■ Material shown ■
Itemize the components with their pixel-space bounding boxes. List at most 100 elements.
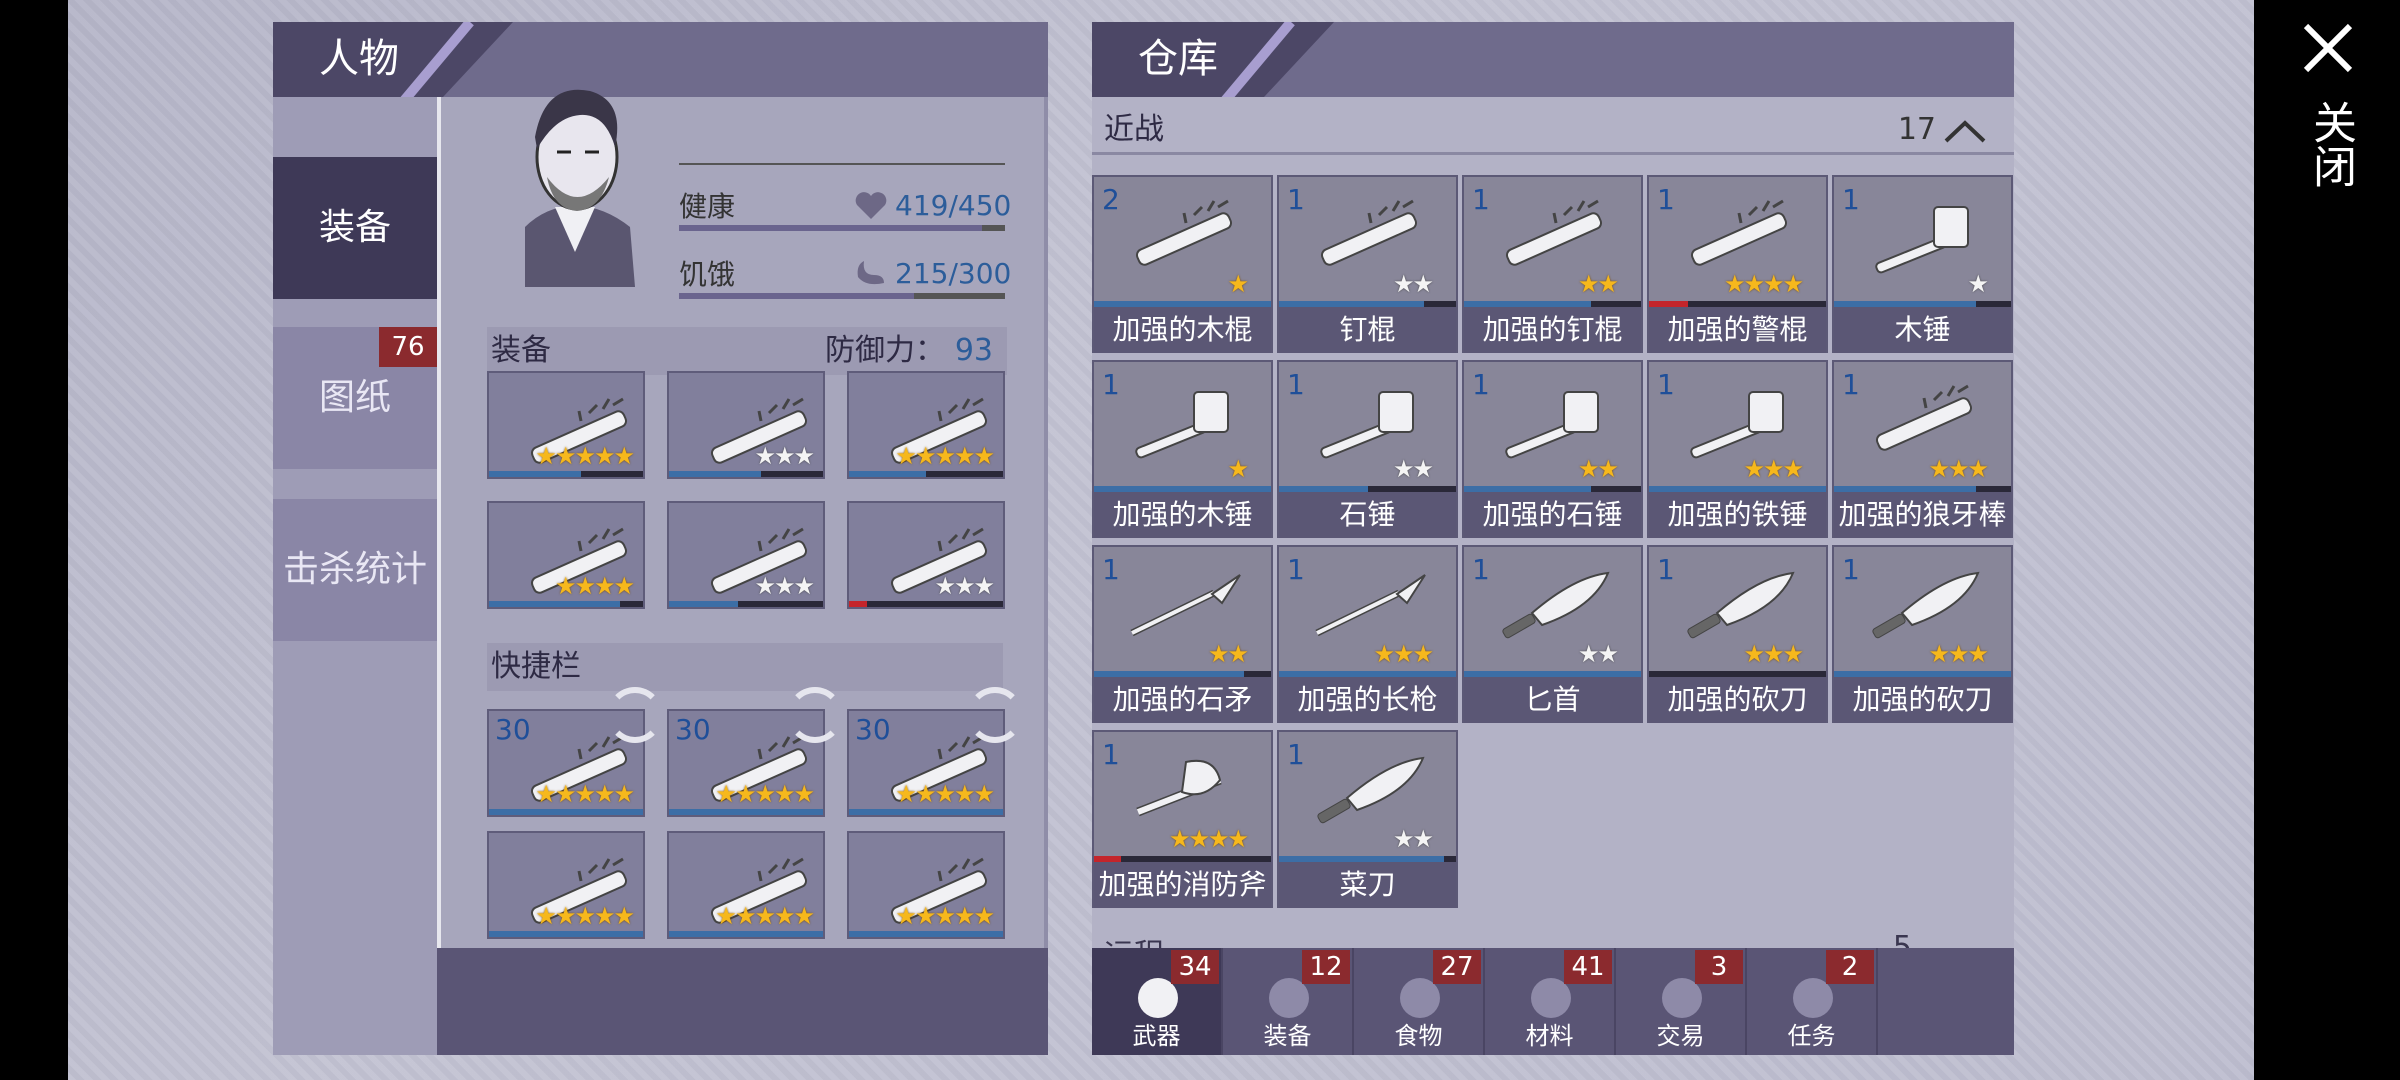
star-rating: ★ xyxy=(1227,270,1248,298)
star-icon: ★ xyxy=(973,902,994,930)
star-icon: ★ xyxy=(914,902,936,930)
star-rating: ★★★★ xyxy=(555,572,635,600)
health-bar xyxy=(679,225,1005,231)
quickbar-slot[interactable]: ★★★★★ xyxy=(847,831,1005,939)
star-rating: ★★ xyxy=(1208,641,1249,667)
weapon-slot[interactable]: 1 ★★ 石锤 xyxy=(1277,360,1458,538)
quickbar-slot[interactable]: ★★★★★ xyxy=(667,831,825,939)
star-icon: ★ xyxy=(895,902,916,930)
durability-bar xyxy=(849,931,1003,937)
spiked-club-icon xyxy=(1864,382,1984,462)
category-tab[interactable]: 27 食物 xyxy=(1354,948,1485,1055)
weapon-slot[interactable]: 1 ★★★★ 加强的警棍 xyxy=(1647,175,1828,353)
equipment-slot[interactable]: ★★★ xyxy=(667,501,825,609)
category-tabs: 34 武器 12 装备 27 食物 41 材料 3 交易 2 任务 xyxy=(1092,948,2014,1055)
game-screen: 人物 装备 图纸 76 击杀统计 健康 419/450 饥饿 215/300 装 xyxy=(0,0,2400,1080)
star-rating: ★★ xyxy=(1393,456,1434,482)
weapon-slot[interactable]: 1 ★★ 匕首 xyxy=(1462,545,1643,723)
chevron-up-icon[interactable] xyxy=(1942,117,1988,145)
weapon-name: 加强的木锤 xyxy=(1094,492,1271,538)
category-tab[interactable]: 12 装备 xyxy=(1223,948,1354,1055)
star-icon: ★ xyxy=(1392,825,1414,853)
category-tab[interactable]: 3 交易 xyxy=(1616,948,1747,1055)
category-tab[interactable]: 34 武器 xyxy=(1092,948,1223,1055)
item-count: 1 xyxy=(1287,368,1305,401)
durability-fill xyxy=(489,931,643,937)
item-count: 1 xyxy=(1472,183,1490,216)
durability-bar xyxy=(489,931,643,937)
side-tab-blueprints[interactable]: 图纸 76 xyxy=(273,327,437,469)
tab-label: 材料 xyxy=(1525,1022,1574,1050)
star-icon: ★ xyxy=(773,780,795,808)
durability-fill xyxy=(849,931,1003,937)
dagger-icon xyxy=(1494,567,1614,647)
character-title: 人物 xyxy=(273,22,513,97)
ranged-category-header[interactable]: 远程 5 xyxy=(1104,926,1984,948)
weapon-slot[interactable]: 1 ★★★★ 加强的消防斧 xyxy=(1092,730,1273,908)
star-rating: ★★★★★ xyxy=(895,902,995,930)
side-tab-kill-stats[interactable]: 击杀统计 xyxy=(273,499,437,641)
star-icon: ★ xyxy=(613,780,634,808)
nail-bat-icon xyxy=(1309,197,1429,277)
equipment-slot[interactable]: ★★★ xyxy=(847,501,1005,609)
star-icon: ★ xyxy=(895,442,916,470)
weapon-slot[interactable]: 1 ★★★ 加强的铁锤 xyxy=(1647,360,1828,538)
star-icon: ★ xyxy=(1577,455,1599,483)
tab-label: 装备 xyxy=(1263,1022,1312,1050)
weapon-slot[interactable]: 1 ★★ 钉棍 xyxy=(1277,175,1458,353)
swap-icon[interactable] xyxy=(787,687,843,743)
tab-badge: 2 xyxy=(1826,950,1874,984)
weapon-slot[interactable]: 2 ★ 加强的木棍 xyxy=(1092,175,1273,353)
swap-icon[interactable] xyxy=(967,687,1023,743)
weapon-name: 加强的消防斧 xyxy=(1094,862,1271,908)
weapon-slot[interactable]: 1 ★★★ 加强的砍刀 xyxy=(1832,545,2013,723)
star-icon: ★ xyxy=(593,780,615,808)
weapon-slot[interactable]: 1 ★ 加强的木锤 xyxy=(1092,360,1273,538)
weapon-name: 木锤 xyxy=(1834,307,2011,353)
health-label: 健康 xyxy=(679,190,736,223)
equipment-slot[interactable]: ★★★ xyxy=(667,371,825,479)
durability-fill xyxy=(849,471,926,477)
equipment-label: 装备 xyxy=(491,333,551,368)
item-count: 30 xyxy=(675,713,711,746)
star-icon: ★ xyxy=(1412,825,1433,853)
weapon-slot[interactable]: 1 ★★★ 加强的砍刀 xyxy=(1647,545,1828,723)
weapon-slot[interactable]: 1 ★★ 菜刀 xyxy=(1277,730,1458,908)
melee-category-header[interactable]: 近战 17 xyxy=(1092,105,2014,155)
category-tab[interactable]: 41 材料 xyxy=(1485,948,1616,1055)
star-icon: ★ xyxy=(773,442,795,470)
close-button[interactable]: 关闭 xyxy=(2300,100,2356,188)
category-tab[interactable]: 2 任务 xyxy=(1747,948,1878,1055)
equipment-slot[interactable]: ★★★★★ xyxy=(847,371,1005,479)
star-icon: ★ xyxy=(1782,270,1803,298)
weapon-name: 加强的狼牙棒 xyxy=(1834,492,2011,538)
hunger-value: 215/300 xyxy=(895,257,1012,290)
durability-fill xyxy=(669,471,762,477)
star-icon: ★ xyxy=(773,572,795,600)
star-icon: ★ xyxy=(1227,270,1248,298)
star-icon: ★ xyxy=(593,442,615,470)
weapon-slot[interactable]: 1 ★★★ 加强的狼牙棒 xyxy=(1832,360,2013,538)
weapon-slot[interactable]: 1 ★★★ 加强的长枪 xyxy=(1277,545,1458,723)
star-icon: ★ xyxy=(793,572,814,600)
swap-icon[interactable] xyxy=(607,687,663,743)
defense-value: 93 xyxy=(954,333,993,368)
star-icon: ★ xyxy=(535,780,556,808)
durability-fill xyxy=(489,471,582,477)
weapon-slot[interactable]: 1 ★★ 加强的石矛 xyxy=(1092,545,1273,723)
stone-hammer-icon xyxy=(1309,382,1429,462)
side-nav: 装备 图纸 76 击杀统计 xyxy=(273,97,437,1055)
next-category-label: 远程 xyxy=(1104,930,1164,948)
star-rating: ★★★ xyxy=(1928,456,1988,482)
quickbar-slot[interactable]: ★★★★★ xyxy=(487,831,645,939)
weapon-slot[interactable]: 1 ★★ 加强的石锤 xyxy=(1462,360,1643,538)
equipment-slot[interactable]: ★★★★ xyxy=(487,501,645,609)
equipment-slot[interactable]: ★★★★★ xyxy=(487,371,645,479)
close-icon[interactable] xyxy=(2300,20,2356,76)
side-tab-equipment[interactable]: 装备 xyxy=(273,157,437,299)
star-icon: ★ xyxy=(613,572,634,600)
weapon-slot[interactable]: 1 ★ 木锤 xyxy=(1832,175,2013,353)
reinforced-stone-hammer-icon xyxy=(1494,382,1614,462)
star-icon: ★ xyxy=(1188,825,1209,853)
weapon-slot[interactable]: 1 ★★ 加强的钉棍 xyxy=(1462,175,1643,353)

--

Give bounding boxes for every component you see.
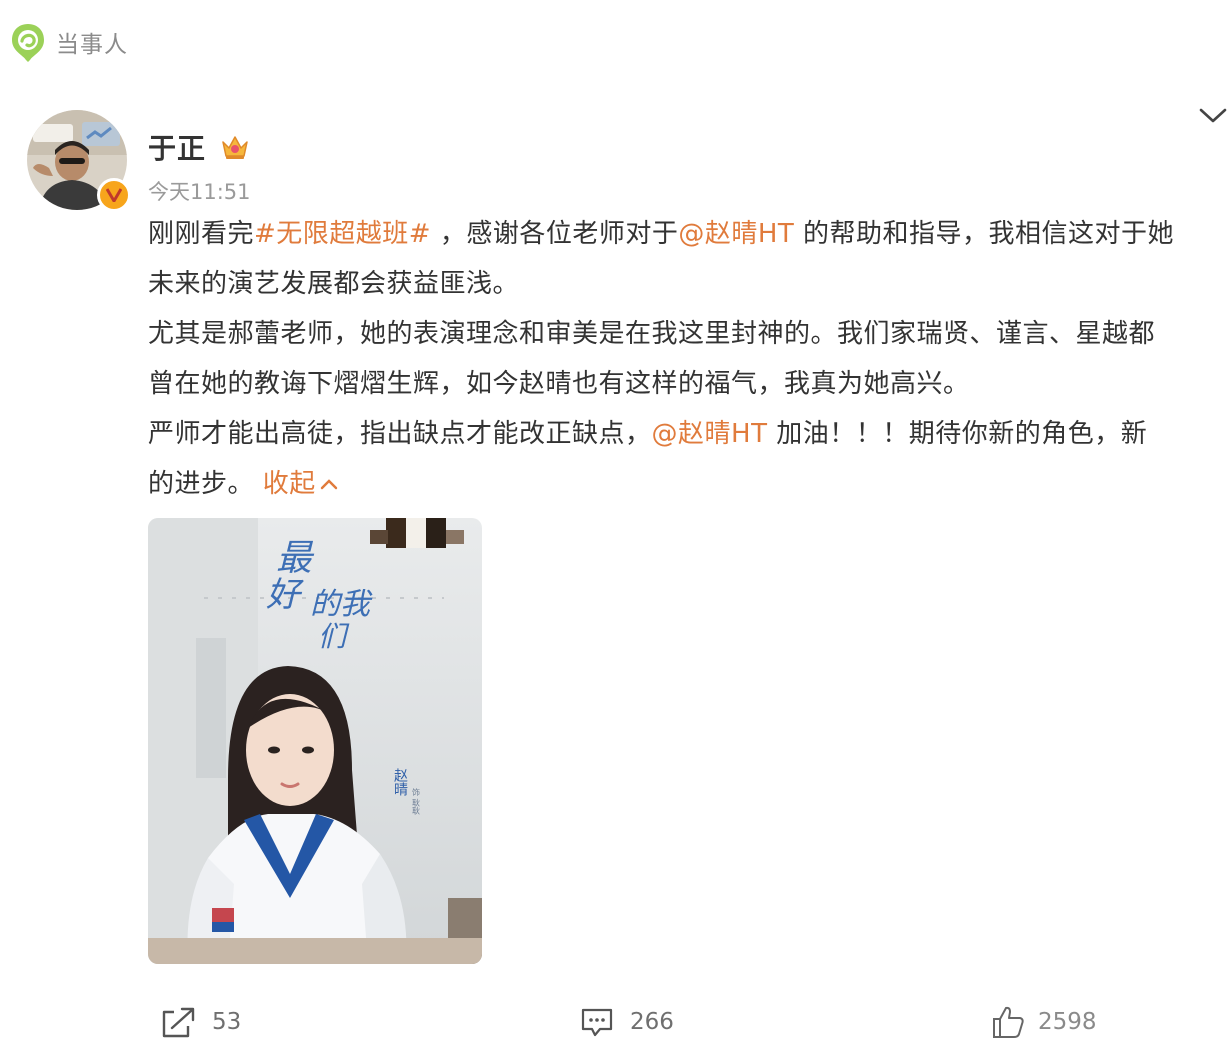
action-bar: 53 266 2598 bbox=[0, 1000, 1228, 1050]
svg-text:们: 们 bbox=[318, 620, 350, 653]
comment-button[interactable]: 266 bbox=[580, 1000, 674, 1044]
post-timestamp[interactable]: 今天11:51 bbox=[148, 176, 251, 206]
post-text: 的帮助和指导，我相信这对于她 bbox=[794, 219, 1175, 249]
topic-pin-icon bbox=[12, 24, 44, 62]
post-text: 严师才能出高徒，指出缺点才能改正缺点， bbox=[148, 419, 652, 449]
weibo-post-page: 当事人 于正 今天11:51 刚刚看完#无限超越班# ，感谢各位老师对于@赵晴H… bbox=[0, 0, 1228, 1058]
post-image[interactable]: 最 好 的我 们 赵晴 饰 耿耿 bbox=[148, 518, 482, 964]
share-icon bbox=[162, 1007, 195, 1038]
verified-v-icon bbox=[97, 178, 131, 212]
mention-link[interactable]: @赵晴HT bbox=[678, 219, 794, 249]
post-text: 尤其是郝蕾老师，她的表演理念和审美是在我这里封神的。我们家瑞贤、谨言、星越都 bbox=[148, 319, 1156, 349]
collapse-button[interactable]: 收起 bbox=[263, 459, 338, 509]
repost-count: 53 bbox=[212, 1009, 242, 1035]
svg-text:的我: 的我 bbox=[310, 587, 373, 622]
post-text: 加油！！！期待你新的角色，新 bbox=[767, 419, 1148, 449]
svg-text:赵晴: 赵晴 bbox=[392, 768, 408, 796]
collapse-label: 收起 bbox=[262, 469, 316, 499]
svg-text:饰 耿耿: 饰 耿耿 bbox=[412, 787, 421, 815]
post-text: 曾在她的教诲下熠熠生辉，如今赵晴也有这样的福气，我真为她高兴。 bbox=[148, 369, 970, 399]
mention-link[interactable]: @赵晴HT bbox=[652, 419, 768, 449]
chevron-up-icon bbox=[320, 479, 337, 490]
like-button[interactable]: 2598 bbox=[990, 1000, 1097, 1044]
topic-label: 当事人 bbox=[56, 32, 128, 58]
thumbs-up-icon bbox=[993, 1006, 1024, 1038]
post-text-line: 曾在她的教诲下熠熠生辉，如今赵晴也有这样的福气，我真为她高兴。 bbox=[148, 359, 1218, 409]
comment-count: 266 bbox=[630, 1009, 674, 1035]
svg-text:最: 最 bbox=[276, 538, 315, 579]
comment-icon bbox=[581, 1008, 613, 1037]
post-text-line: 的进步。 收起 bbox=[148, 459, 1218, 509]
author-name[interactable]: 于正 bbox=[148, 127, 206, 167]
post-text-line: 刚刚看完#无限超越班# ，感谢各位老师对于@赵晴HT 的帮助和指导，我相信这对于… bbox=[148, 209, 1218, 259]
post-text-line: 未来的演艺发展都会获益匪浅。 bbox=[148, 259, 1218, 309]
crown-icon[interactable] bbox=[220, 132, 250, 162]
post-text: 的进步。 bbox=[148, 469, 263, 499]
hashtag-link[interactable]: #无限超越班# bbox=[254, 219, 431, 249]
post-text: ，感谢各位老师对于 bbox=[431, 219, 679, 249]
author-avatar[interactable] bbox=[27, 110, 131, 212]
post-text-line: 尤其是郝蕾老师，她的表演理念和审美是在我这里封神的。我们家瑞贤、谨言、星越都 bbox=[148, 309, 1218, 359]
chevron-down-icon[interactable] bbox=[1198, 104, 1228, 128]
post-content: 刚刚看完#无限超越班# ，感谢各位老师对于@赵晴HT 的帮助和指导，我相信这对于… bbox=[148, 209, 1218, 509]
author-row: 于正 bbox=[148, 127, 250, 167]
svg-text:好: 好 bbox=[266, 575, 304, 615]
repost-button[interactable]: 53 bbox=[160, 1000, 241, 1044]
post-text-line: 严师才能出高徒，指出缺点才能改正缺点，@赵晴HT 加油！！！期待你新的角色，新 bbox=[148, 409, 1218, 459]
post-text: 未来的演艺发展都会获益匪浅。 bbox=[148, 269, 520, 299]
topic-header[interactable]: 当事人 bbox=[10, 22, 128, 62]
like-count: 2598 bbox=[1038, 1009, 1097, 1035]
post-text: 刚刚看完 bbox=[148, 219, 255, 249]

■ Required work ■
Please copy out the lines between the one holding "action-bar: 53 266" and the one holding "topic-pin-icon bbox=[12, 24, 44, 62]", inclusive, keeping each one unchanged.

■ Response to this task ■
action-bar: 53 266 2598 bbox=[0, 1000, 1228, 1050]
svg-text:们: 们 bbox=[318, 620, 350, 653]
comment-button[interactable]: 266 bbox=[580, 1000, 674, 1044]
post-timestamp[interactable]: 今天11:51 bbox=[148, 176, 251, 206]
post-text: 的帮助和指导，我相信这对于她 bbox=[794, 219, 1175, 249]
topic-pin-icon bbox=[12, 24, 44, 62]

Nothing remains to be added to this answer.